Your objective: Copy each line where the word "устройства" occurs.

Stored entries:

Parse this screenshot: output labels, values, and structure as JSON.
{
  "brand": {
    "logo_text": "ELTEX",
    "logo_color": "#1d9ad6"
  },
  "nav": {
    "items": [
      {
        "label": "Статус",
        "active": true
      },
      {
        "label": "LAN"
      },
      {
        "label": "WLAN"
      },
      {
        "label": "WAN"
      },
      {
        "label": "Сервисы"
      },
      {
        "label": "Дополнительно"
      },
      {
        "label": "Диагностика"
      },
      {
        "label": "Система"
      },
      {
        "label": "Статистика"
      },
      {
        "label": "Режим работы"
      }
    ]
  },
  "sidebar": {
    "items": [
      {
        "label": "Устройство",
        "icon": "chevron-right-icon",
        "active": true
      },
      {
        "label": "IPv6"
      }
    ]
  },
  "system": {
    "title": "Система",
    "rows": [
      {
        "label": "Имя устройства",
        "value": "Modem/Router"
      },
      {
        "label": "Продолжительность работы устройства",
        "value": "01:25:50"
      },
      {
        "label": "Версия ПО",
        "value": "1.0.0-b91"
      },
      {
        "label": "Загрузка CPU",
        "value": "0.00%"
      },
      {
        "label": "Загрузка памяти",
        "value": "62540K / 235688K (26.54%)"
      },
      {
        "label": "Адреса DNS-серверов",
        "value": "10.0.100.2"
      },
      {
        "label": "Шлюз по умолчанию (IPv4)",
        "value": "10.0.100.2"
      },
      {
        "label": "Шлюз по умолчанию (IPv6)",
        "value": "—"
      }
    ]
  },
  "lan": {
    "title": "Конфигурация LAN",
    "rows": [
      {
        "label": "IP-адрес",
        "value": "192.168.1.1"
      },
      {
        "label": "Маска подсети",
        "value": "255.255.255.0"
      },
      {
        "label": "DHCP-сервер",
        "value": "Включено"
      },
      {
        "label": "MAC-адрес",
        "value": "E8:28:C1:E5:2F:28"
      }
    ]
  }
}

Solution to the problem:
        "label": "Имя устройства",
        "label": "Продолжительность работы устройства",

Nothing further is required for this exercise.